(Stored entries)
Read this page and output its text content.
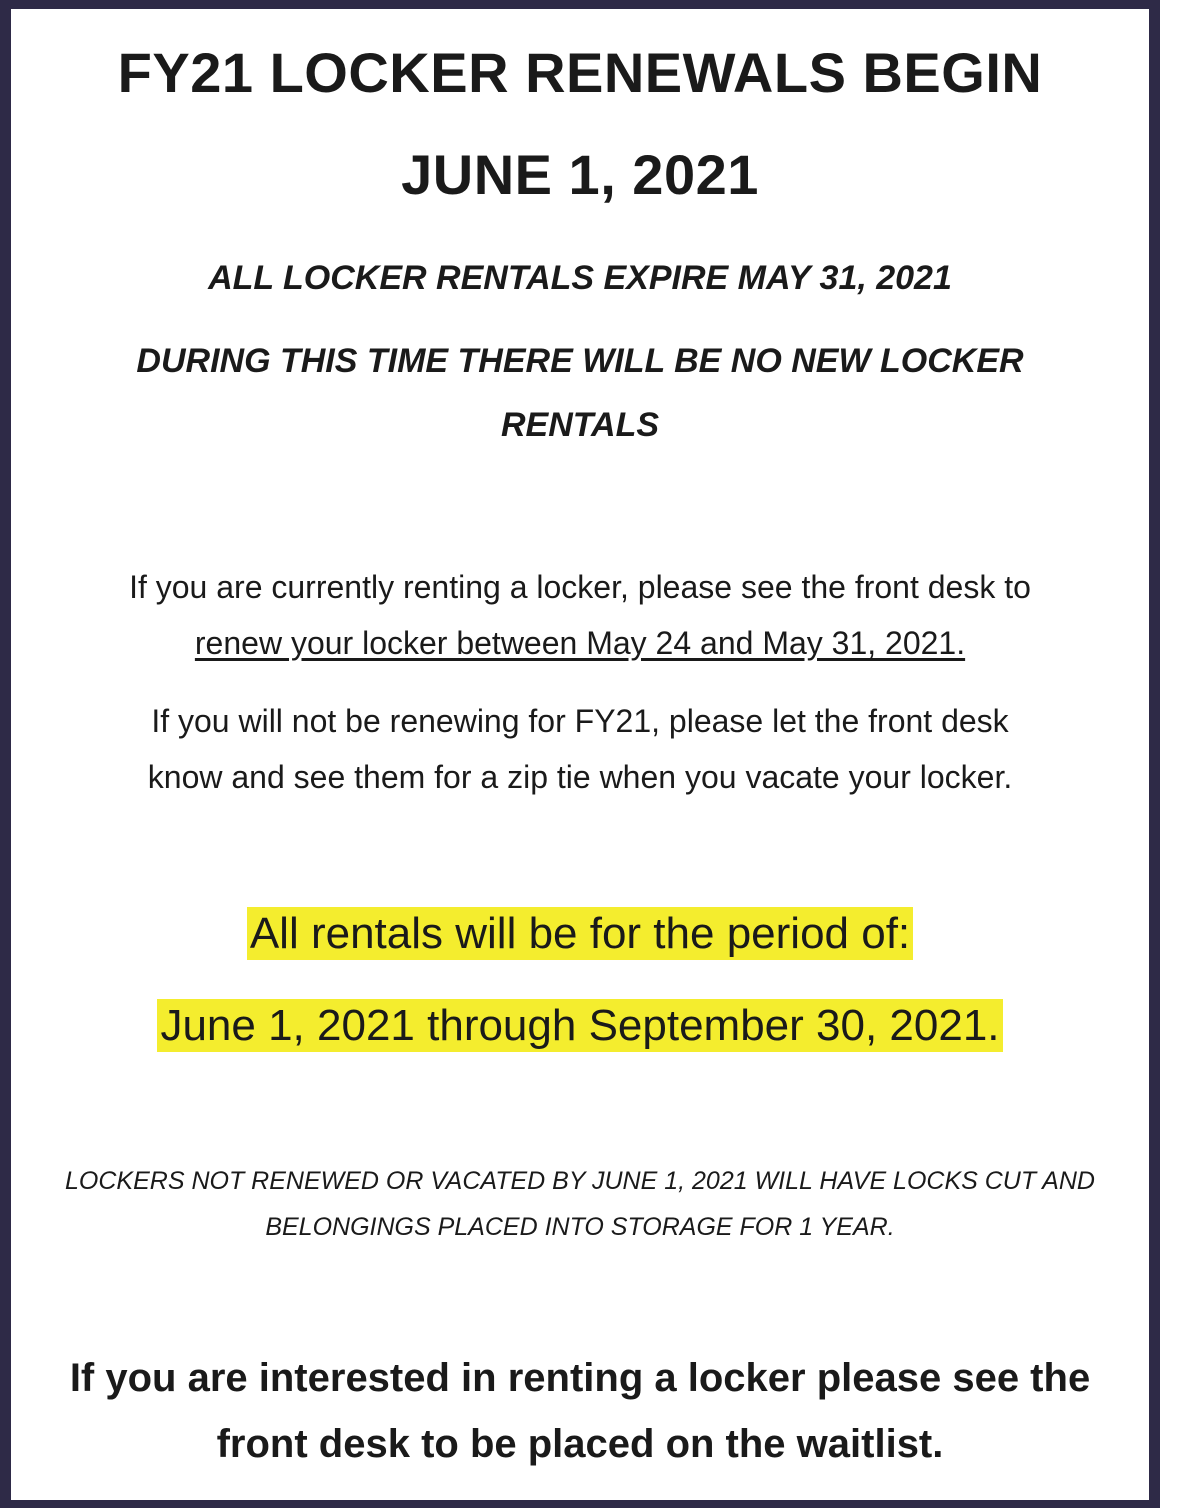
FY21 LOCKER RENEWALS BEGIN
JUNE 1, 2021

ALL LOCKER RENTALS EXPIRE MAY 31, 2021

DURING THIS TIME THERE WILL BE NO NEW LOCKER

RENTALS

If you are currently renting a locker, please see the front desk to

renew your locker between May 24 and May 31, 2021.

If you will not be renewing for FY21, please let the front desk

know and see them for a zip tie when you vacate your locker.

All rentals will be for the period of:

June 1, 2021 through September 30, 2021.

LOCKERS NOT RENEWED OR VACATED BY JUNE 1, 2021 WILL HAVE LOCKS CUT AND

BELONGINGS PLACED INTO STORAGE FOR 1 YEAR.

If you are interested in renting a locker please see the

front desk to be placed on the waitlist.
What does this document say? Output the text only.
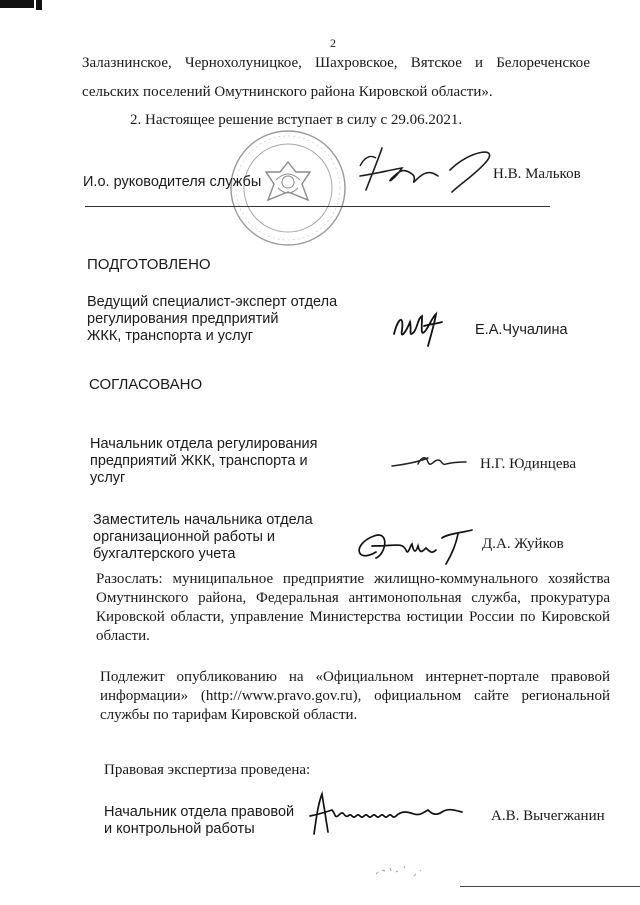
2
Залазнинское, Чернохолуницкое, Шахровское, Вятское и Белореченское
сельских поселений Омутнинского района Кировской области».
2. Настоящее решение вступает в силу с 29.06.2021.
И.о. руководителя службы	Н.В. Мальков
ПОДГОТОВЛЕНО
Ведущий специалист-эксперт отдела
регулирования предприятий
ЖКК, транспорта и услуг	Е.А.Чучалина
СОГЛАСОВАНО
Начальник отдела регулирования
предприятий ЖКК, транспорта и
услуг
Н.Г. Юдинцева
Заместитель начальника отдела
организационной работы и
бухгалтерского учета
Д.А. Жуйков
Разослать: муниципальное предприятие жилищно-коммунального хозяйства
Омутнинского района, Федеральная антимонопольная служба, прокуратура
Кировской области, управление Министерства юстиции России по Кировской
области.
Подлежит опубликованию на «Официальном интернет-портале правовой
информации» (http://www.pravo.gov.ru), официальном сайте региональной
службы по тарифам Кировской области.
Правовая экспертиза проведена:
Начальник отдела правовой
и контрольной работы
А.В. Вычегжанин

Given exercise: Copy the records above exactly, omitting every picture.

Full output:
Read this page and output its text content.
FY21 LOCKER RENEWALS BEGIN
JUNE 1, 2021

ALL LOCKER RENTALS EXPIRE MAY 31, 2021

DURING THIS TIME THERE WILL BE NO NEW LOCKER

RENTALS

If you are currently renting a locker, please see the front desk to

renew your locker between May 24 and May 31, 2021.

If you will not be renewing for FY21, please let the front desk

know and see them for a zip tie when you vacate your locker.

All rentals will be for the period of:

June 1, 2021 through September 30, 2021.

LOCKERS NOT RENEWED OR VACATED BY JUNE 1, 2021 WILL HAVE LOCKS CUT AND

BELONGINGS PLACED INTO STORAGE FOR 1 YEAR.

If you are interested in renting a locker please see the

front desk to be placed on the waitlist.
What does this document say? Output the text only.
2
Залазнинское, Чернохолуницкое, Шахровское, Вятское и Белореченское
сельских поселений Омутнинского района Кировской области».
2. Настоящее решение вступает в силу с 29.06.2021.
И.о. руководителя службы	Н.В. Мальков
ПОДГОТОВЛЕНО
Ведущий специалист-эксперт отдела
регулирования предприятий
ЖКК, транспорта и услуг	Е.А.Чучалина
СОГЛАСОВАНО
Начальник отдела регулирования
предприятий ЖКК, транспорта и
услуг
Н.Г. Юдинцева
Заместитель начальника отдела
организационной работы и
бухгалтерского учета
Д.А. Жуйков
Разослать: муниципальное предприятие жилищно-коммунального хозяйства
Омутнинского района, Федеральная антимонопольная служба, прокуратура
Кировской области, управление Министерства юстиции России по Кировской
области.
Подлежит опубликованию на «Официальном интернет-портале правовой
информации» (http://www.pravo.gov.ru), официальном сайте региональной
службы по тарифам Кировской области.
Правовая экспертиза проведена:
Начальник отдела правовой
и контрольной работы
А.В. Вычегжанин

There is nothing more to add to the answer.